EXERCISE INPUT:
* Begin *
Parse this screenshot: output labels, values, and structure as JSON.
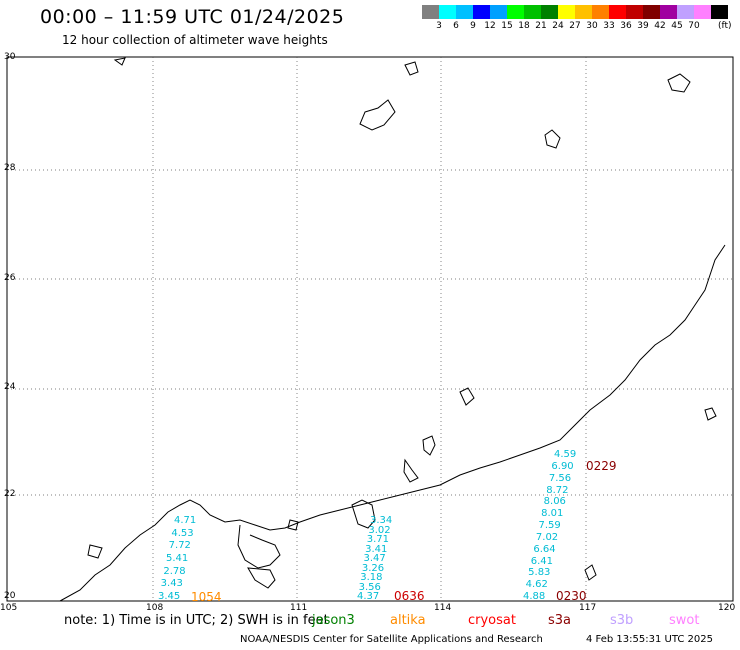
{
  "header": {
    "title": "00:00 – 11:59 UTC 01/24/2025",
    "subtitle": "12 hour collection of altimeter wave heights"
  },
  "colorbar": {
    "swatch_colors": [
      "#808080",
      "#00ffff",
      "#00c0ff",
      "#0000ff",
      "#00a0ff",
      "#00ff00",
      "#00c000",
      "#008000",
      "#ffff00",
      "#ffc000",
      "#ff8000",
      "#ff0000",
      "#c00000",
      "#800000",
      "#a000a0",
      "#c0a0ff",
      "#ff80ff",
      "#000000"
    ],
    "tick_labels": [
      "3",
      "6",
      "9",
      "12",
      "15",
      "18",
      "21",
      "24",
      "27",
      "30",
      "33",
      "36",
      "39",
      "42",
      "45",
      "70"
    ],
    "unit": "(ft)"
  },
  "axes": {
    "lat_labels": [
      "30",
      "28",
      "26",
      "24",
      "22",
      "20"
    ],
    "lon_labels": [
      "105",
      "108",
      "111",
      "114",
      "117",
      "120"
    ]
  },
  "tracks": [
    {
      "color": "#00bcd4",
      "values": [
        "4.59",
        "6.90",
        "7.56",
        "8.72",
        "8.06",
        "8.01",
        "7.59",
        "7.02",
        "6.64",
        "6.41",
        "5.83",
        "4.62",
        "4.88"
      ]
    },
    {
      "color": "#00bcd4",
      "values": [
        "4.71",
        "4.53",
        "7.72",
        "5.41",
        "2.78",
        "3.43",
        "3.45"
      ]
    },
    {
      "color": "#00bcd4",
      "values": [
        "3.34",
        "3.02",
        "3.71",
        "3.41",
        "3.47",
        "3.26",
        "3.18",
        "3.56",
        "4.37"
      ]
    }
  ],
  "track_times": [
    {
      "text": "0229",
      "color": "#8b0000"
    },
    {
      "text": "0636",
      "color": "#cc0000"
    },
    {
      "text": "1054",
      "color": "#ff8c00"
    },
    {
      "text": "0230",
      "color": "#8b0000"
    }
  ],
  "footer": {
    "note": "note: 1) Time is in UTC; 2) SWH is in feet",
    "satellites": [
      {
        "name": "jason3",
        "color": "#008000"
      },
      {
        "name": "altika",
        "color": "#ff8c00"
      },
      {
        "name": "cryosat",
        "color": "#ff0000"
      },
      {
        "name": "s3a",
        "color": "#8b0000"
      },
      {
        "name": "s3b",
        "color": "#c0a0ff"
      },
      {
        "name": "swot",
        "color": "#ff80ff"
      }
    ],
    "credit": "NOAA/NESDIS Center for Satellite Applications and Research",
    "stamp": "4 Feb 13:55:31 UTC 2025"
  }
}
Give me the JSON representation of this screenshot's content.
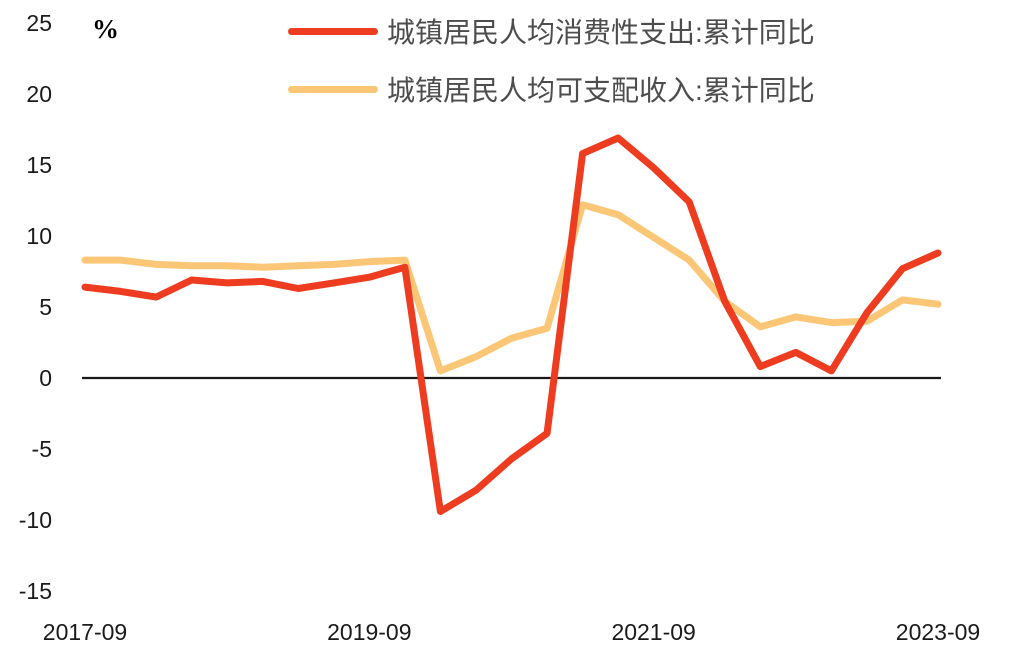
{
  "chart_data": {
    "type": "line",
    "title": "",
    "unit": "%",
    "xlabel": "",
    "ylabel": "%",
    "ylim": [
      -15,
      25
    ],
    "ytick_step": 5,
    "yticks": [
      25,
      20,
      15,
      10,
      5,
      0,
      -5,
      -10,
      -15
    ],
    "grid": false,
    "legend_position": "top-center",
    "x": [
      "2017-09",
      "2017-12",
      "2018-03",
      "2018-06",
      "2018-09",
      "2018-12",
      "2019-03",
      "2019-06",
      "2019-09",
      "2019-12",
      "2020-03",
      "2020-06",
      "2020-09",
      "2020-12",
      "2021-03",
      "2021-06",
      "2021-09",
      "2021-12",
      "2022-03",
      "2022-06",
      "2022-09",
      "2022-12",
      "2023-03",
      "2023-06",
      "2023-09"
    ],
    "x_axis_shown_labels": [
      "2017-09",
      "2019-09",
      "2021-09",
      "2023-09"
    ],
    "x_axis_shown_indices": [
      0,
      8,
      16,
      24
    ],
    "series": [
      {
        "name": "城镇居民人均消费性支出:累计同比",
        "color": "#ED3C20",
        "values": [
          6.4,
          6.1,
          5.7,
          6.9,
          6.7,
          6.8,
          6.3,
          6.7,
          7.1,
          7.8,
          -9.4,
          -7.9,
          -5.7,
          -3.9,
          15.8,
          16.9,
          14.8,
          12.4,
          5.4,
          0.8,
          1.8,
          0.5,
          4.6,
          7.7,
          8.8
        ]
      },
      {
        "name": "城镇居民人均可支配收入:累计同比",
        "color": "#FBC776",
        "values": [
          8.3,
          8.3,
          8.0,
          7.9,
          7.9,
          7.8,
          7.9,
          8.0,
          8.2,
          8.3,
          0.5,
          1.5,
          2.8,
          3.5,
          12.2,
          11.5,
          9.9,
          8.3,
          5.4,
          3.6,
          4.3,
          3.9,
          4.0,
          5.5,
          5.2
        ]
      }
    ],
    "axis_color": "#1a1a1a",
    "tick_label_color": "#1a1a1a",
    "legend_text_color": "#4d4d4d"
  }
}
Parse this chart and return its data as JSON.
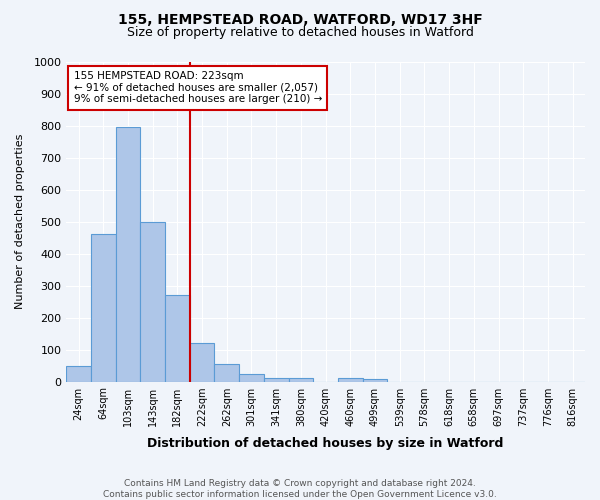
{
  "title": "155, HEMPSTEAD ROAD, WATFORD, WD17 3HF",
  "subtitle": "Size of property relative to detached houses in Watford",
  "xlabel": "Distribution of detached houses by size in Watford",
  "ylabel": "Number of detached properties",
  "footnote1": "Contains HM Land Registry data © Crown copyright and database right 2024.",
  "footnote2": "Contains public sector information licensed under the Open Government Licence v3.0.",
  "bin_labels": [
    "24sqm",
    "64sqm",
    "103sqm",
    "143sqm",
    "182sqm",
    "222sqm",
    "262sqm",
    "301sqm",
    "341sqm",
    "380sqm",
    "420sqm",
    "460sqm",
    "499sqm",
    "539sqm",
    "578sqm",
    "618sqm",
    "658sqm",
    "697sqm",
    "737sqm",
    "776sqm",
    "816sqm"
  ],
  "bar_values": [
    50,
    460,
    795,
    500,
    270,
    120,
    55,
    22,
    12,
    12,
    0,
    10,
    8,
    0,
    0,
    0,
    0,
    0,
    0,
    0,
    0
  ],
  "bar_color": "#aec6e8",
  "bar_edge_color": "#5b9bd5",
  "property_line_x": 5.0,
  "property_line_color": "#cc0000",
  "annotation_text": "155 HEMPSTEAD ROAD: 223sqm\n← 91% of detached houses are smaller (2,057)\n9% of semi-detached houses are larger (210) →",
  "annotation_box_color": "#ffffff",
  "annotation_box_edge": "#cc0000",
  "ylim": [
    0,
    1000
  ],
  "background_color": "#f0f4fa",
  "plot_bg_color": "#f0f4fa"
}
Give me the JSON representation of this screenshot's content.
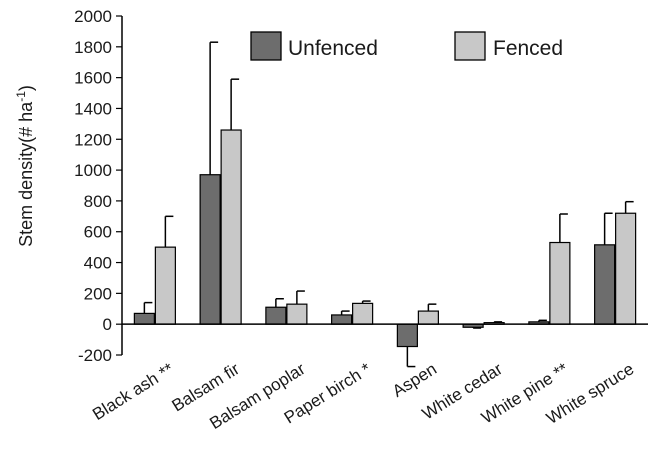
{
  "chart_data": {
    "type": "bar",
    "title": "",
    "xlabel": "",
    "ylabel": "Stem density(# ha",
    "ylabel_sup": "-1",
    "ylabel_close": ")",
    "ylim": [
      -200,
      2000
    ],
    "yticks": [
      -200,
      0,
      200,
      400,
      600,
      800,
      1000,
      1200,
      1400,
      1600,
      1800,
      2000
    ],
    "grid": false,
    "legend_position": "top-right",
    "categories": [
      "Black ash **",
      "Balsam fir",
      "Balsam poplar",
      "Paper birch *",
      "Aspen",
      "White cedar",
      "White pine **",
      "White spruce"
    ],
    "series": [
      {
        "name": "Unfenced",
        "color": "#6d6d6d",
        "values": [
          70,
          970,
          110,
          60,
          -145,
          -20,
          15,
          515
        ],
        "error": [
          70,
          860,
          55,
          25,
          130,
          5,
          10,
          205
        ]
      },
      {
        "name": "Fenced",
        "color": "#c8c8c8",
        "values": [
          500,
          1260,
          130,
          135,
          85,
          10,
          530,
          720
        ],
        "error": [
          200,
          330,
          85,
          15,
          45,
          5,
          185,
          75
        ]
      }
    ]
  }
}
* End *
PROBLEM REQUIREMENTS: Take the listing and print it again exactly, but without any pictures.

SOLUTION TO THE EXERCISE:
Parse this screenshot: output labels, values, and structure as JSON.
{
  "header": {
    "title": "00:00 – 11:59 UTC 01/24/2025",
    "subtitle": "12 hour collection of altimeter wave heights"
  },
  "colorbar": {
    "swatch_colors": [
      "#808080",
      "#00ffff",
      "#00c0ff",
      "#0000ff",
      "#00a0ff",
      "#00ff00",
      "#00c000",
      "#008000",
      "#ffff00",
      "#ffc000",
      "#ff8000",
      "#ff0000",
      "#c00000",
      "#800000",
      "#a000a0",
      "#c0a0ff",
      "#ff80ff",
      "#000000"
    ],
    "tick_labels": [
      "3",
      "6",
      "9",
      "12",
      "15",
      "18",
      "21",
      "24",
      "27",
      "30",
      "33",
      "36",
      "39",
      "42",
      "45",
      "70"
    ],
    "unit": "(ft)"
  },
  "axes": {
    "lat_labels": [
      "30",
      "28",
      "26",
      "24",
      "22",
      "20"
    ],
    "lon_labels": [
      "105",
      "108",
      "111",
      "114",
      "117",
      "120"
    ]
  },
  "tracks": [
    {
      "color": "#00bcd4",
      "values": [
        "4.59",
        "6.90",
        "7.56",
        "8.72",
        "8.06",
        "8.01",
        "7.59",
        "7.02",
        "6.64",
        "6.41",
        "5.83",
        "4.62",
        "4.88"
      ]
    },
    {
      "color": "#00bcd4",
      "values": [
        "4.71",
        "4.53",
        "7.72",
        "5.41",
        "2.78",
        "3.43",
        "3.45"
      ]
    },
    {
      "color": "#00bcd4",
      "values": [
        "3.34",
        "3.02",
        "3.71",
        "3.41",
        "3.47",
        "3.26",
        "3.18",
        "3.56",
        "4.37"
      ]
    }
  ],
  "track_times": [
    {
      "text": "0229",
      "color": "#8b0000"
    },
    {
      "text": "0636",
      "color": "#cc0000"
    },
    {
      "text": "1054",
      "color": "#ff8c00"
    },
    {
      "text": "0230",
      "color": "#8b0000"
    }
  ],
  "footer": {
    "note": "note: 1) Time is in UTC; 2) SWH is in feet",
    "satellites": [
      {
        "name": "jason3",
        "color": "#008000"
      },
      {
        "name": "altika",
        "color": "#ff8c00"
      },
      {
        "name": "cryosat",
        "color": "#ff0000"
      },
      {
        "name": "s3a",
        "color": "#8b0000"
      },
      {
        "name": "s3b",
        "color": "#c0a0ff"
      },
      {
        "name": "swot",
        "color": "#ff80ff"
      }
    ],
    "credit": "NOAA/NESDIS Center for Satellite Applications and Research",
    "stamp": "4 Feb 13:55:31 UTC 2025"
  }
}
Give me the JSON representation of this screenshot's content.
{
  "chart_data": {
    "type": "line",
    "title": "",
    "unit": "%",
    "xlabel": "",
    "ylabel": "%",
    "ylim": [
      -15,
      25
    ],
    "ytick_step": 5,
    "yticks": [
      25,
      20,
      15,
      10,
      5,
      0,
      -5,
      -10,
      -15
    ],
    "grid": false,
    "legend_position": "top-center",
    "x": [
      "2017-09",
      "2017-12",
      "2018-03",
      "2018-06",
      "2018-09",
      "2018-12",
      "2019-03",
      "2019-06",
      "2019-09",
      "2019-12",
      "2020-03",
      "2020-06",
      "2020-09",
      "2020-12",
      "2021-03",
      "2021-06",
      "2021-09",
      "2021-12",
      "2022-03",
      "2022-06",
      "2022-09",
      "2022-12",
      "2023-03",
      "2023-06",
      "2023-09"
    ],
    "x_axis_shown_labels": [
      "2017-09",
      "2019-09",
      "2021-09",
      "2023-09"
    ],
    "x_axis_shown_indices": [
      0,
      8,
      16,
      24
    ],
    "series": [
      {
        "name": "城镇居民人均消费性支出:累计同比",
        "color": "#ED3C20",
        "values": [
          6.4,
          6.1,
          5.7,
          6.9,
          6.7,
          6.8,
          6.3,
          6.7,
          7.1,
          7.8,
          -9.4,
          -7.9,
          -5.7,
          -3.9,
          15.8,
          16.9,
          14.8,
          12.4,
          5.4,
          0.8,
          1.8,
          0.5,
          4.6,
          7.7,
          8.8
        ]
      },
      {
        "name": "城镇居民人均可支配收入:累计同比",
        "color": "#FBC776",
        "values": [
          8.3,
          8.3,
          8.0,
          7.9,
          7.9,
          7.8,
          7.9,
          8.0,
          8.2,
          8.3,
          0.5,
          1.5,
          2.8,
          3.5,
          12.2,
          11.5,
          9.9,
          8.3,
          5.4,
          3.6,
          4.3,
          3.9,
          4.0,
          5.5,
          5.2
        ]
      }
    ],
    "axis_color": "#1a1a1a",
    "tick_label_color": "#1a1a1a",
    "legend_text_color": "#4d4d4d"
  }
}
Parse this chart and return its data as JSON.
{
  "title": "155, HEMPSTEAD ROAD, WATFORD, WD17 3HF",
  "subtitle": "Size of property relative to detached houses in Watford",
  "xlabel": "Distribution of detached houses by size in Watford",
  "ylabel": "Number of detached properties",
  "footnote1": "Contains HM Land Registry data © Crown copyright and database right 2024.",
  "footnote2": "Contains public sector information licensed under the Open Government Licence v3.0.",
  "bin_labels": [
    "24sqm",
    "64sqm",
    "103sqm",
    "143sqm",
    "182sqm",
    "222sqm",
    "262sqm",
    "301sqm",
    "341sqm",
    "380sqm",
    "420sqm",
    "460sqm",
    "499sqm",
    "539sqm",
    "578sqm",
    "618sqm",
    "658sqm",
    "697sqm",
    "737sqm",
    "776sqm",
    "816sqm"
  ],
  "bar_values": [
    50,
    460,
    795,
    500,
    270,
    120,
    55,
    22,
    12,
    12,
    0,
    10,
    8,
    0,
    0,
    0,
    0,
    0,
    0,
    0,
    0
  ],
  "bar_color": "#aec6e8",
  "bar_edge_color": "#5b9bd5",
  "property_line_x": 5.0,
  "property_line_color": "#cc0000",
  "annotation_text": "155 HEMPSTEAD ROAD: 223sqm\n← 91% of detached houses are smaller (2,057)\n9% of semi-detached houses are larger (210) →",
  "annotation_box_color": "#ffffff",
  "annotation_box_edge": "#cc0000",
  "ylim": [
    0,
    1000
  ],
  "background_color": "#f0f4fa",
  "plot_bg_color": "#f0f4fa"
}
Give me the JSON representation of this screenshot's content.
{
  "chart_data": {
    "type": "bar",
    "title": "",
    "xlabel": "",
    "ylabel": "Stem density(# ha",
    "ylabel_sup": "-1",
    "ylabel_close": ")",
    "ylim": [
      -200,
      2000
    ],
    "yticks": [
      -200,
      0,
      200,
      400,
      600,
      800,
      1000,
      1200,
      1400,
      1600,
      1800,
      2000
    ],
    "grid": false,
    "legend_position": "top-right",
    "categories": [
      "Black ash **",
      "Balsam fir",
      "Balsam poplar",
      "Paper birch *",
      "Aspen",
      "White cedar",
      "White pine **",
      "White spruce"
    ],
    "series": [
      {
        "name": "Unfenced",
        "color": "#6d6d6d",
        "values": [
          70,
          970,
          110,
          60,
          -145,
          -20,
          15,
          515
        ],
        "error": [
          70,
          860,
          55,
          25,
          130,
          5,
          10,
          205
        ]
      },
      {
        "name": "Fenced",
        "color": "#c8c8c8",
        "values": [
          500,
          1260,
          130,
          135,
          85,
          10,
          530,
          720
        ],
        "error": [
          200,
          330,
          85,
          15,
          45,
          5,
          185,
          75
        ]
      }
    ]
  }
}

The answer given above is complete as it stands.